─── SUPPLIED DATA
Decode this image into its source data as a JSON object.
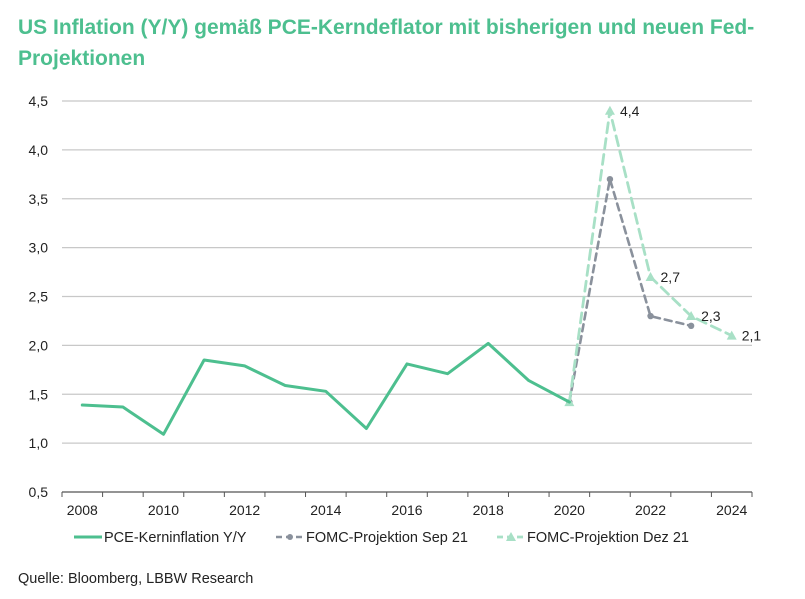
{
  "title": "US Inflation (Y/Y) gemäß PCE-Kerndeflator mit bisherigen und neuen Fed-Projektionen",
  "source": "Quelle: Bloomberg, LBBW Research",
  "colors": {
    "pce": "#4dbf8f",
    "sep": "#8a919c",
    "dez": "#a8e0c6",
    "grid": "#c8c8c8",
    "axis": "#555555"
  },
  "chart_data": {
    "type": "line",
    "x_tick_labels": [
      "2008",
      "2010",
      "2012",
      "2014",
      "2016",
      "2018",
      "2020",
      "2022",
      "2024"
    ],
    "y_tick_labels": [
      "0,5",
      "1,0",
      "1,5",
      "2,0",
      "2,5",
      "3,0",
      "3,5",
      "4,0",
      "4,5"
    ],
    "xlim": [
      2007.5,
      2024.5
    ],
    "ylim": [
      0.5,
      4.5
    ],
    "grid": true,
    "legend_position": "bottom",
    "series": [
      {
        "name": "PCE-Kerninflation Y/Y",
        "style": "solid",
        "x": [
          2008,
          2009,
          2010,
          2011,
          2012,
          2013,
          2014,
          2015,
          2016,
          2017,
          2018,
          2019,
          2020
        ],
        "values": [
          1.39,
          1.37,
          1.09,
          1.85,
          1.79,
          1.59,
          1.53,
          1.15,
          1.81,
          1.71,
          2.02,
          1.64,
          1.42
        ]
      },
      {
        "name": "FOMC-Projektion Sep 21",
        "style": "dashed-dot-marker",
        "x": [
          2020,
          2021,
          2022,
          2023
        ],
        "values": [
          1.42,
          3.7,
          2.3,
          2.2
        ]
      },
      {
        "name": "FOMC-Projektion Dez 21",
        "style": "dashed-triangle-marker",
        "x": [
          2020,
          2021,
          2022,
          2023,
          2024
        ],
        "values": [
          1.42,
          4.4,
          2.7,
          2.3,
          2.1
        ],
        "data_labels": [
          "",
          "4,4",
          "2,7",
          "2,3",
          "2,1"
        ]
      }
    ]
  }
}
──────
**YOUR OBJECTIVE:**
Only the number is wanted: how many lines of the data contain the word "style"?

**EXERCISE SOLUTION:**
3